* Stored records

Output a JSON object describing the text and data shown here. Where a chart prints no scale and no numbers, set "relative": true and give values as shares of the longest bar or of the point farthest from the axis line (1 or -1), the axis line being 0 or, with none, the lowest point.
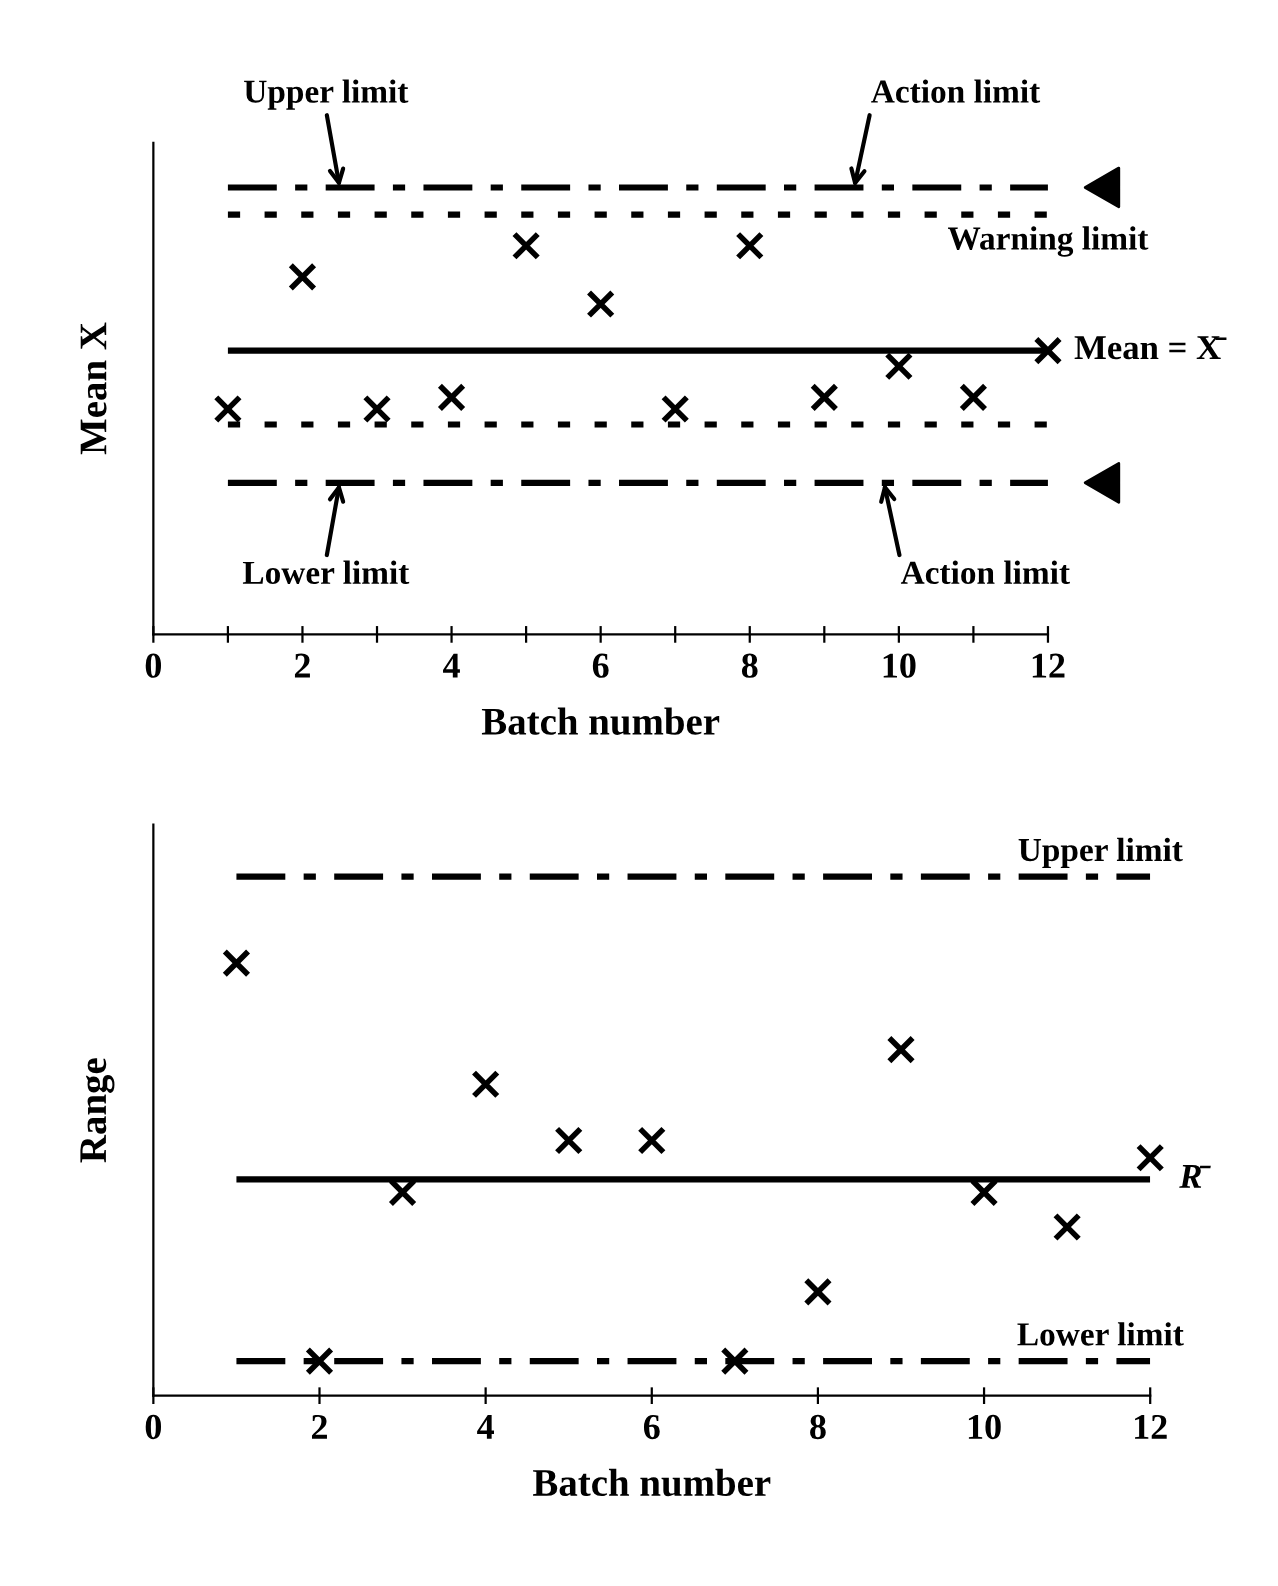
{
  "chart_data": [
    {
      "type": "scatter",
      "xlabel": "Batch number",
      "ylabel": "Mean X",
      "relative": true,
      "marker": "cross",
      "grid": false,
      "legend": false,
      "xlim": [
        0,
        12
      ],
      "xticks": [
        0,
        {
          "value": 1,
          "label": null
        },
        2,
        {
          "value": 3,
          "label": null
        },
        4,
        {
          "value": 5,
          "label": null
        },
        6,
        {
          "value": 7,
          "label": null
        },
        8,
        {
          "value": 9,
          "label": null
        },
        10,
        {
          "value": 11,
          "label": null
        },
        12
      ],
      "series": [
        {
          "color": "#000000",
          "x": [
            1,
            2,
            3,
            4,
            5,
            6,
            7,
            8,
            9,
            10,
            11,
            12
          ],
          "values": [
            0.58,
            0.92,
            0.58,
            0.61,
            1,
            0.85,
            0.58,
            1,
            0.61,
            0.69,
            0.61,
            0.73
          ]
        }
      ],
      "ref_lines": [
        {
          "axis": "y",
          "value": 1.15,
          "line_style": "dashed",
          "color": "#000000"
        },
        {
          "axis": "y",
          "value": 1.08,
          "line_style": "dotted",
          "color": "#000000",
          "label": "Warning limit"
        },
        {
          "axis": "y",
          "value": 0.73,
          "line_style": "solid",
          "color": "#000000",
          "label": "Mean = X̄"
        },
        {
          "axis": "y",
          "value": 0.54,
          "line_style": "dotted",
          "color": "#000000"
        },
        {
          "axis": "y",
          "value": 0.39,
          "line_style": "dashed",
          "color": "#000000"
        }
      ],
      "annotations": [
        {
          "text": "Upper limit",
          "x": 2.5,
          "y": 1.15
        },
        {
          "text": "Action limit",
          "x": 9.4,
          "y": 1.15
        },
        {
          "text": "Lower limit",
          "x": 2.5,
          "y": 0.39
        },
        {
          "text": "Action limit",
          "x": 9.8,
          "y": 0.39
        }
      ]
    },
    {
      "type": "scatter",
      "xlabel": "Batch number",
      "ylabel": "Range",
      "relative": true,
      "marker": "cross",
      "grid": false,
      "legend": false,
      "xlim": [
        0,
        12
      ],
      "xticks": [
        0,
        2,
        4,
        6,
        8,
        10,
        12
      ],
      "series": [
        {
          "color": "#000000",
          "x": [
            1,
            2,
            3,
            4,
            5,
            6,
            7,
            8,
            9,
            10,
            11,
            12
          ],
          "values": [
            1,
            0.08,
            0.47,
            0.72,
            0.59,
            0.59,
            0.08,
            0.24,
            0.8,
            0.47,
            0.39,
            0.55
          ]
        }
      ],
      "ref_lines": [
        {
          "axis": "y",
          "value": 1.2,
          "line_style": "dashed",
          "color": "#000000",
          "label": "Upper limit"
        },
        {
          "axis": "y",
          "value": 0.5,
          "line_style": "solid",
          "color": "#000000",
          "label": "R̄"
        },
        {
          "axis": "y",
          "value": 0.08,
          "line_style": "dashed",
          "color": "#000000",
          "label": "Lower limit"
        }
      ]
    }
  ]
}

* Required task
Copy the whole listing above word for word but do not carry over the pictures.

* Answer to the task
Output a JSON object describing the text and data shown here. Where a chart prints no scale and no numbers, set "relative": true and give values as shares of the longest bar or of the point farthest from the axis line (1 or -1), the axis line being 0 or, with none, the lowest point.
{
  "chart_data": [
    {
      "type": "scatter",
      "xlabel": "Batch number",
      "ylabel": "Mean X",
      "relative": true,
      "marker": "cross",
      "grid": false,
      "legend": false,
      "xlim": [
        0,
        12
      ],
      "xticks": [
        0,
        {
          "value": 1,
          "label": null
        },
        2,
        {
          "value": 3,
          "label": null
        },
        4,
        {
          "value": 5,
          "label": null
        },
        6,
        {
          "value": 7,
          "label": null
        },
        8,
        {
          "value": 9,
          "label": null
        },
        10,
        {
          "value": 11,
          "label": null
        },
        12
      ],
      "series": [
        {
          "color": "#000000",
          "x": [
            1,
            2,
            3,
            4,
            5,
            6,
            7,
            8,
            9,
            10,
            11,
            12
          ],
          "values": [
            0.58,
            0.92,
            0.58,
            0.61,
            1,
            0.85,
            0.58,
            1,
            0.61,
            0.69,
            0.61,
            0.73
          ]
        }
      ],
      "ref_lines": [
        {
          "axis": "y",
          "value": 1.15,
          "line_style": "dashed",
          "color": "#000000"
        },
        {
          "axis": "y",
          "value": 1.08,
          "line_style": "dotted",
          "color": "#000000",
          "label": "Warning limit"
        },
        {
          "axis": "y",
          "value": 0.73,
          "line_style": "solid",
          "color": "#000000",
          "label": "Mean = X̄"
        },
        {
          "axis": "y",
          "value": 0.54,
          "line_style": "dotted",
          "color": "#000000"
        },
        {
          "axis": "y",
          "value": 0.39,
          "line_style": "dashed",
          "color": "#000000"
        }
      ],
      "annotations": [
        {
          "text": "Upper limit",
          "x": 2.5,
          "y": 1.15
        },
        {
          "text": "Action limit",
          "x": 9.4,
          "y": 1.15
        },
        {
          "text": "Lower limit",
          "x": 2.5,
          "y": 0.39
        },
        {
          "text": "Action limit",
          "x": 9.8,
          "y": 0.39
        }
      ]
    },
    {
      "type": "scatter",
      "xlabel": "Batch number",
      "ylabel": "Range",
      "relative": true,
      "marker": "cross",
      "grid": false,
      "legend": false,
      "xlim": [
        0,
        12
      ],
      "xticks": [
        0,
        2,
        4,
        6,
        8,
        10,
        12
      ],
      "series": [
        {
          "color": "#000000",
          "x": [
            1,
            2,
            3,
            4,
            5,
            6,
            7,
            8,
            9,
            10,
            11,
            12
          ],
          "values": [
            1,
            0.08,
            0.47,
            0.72,
            0.59,
            0.59,
            0.08,
            0.24,
            0.8,
            0.47,
            0.39,
            0.55
          ]
        }
      ],
      "ref_lines": [
        {
          "axis": "y",
          "value": 1.2,
          "line_style": "dashed",
          "color": "#000000",
          "label": "Upper limit"
        },
        {
          "axis": "y",
          "value": 0.5,
          "line_style": "solid",
          "color": "#000000",
          "label": "R̄"
        },
        {
          "axis": "y",
          "value": 0.08,
          "line_style": "dashed",
          "color": "#000000",
          "label": "Lower limit"
        }
      ]
    }
  ]
}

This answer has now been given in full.